-- Records shown --
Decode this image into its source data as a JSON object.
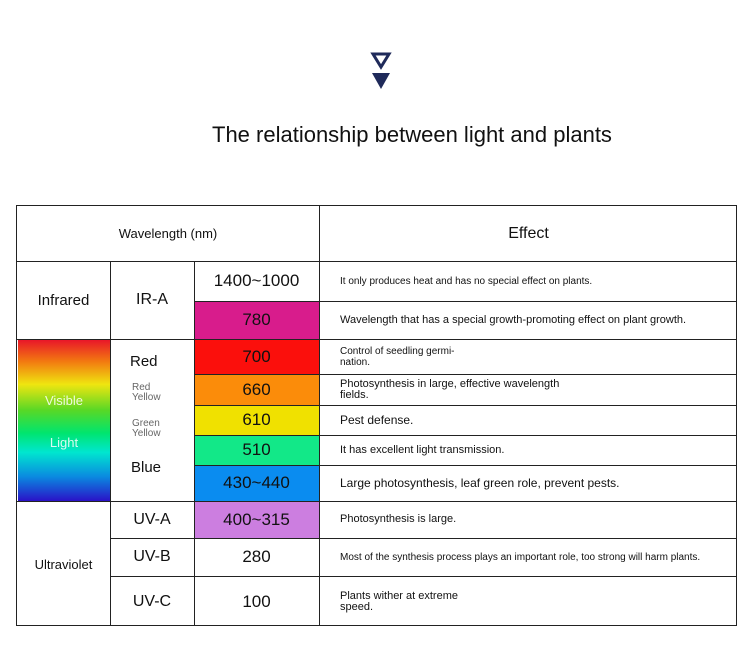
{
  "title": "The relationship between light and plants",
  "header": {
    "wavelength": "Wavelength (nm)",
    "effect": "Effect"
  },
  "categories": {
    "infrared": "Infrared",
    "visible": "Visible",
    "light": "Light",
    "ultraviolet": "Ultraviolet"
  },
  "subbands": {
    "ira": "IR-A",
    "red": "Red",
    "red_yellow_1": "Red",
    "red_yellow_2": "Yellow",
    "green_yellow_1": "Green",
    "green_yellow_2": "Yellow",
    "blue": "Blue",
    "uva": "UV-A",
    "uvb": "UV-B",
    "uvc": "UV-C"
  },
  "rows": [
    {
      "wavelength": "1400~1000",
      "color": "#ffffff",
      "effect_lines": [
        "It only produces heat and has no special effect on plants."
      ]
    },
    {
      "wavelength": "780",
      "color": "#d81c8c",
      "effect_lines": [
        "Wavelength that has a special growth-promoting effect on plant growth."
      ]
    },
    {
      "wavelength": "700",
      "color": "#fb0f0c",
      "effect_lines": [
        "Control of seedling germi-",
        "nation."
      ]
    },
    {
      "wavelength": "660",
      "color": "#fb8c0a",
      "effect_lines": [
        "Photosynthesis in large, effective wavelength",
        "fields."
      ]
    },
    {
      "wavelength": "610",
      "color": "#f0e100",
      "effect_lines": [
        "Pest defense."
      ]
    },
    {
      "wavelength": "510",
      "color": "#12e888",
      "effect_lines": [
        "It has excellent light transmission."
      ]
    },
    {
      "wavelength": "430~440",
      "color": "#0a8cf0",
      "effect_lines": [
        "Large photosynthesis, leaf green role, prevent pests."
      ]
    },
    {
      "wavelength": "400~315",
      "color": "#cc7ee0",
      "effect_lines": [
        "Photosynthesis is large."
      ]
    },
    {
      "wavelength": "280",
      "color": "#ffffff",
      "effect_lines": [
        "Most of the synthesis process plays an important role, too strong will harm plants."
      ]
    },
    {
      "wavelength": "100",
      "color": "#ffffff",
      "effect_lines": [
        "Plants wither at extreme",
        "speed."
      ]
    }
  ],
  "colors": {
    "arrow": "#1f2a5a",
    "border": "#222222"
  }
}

-- Problem statement --
In the entries above, identify every line with the string "special".

-- Expected answer --
        "It only produces heat and has no special effect on plants."
        "Wavelength that has a special growth-promoting effect on plant growth."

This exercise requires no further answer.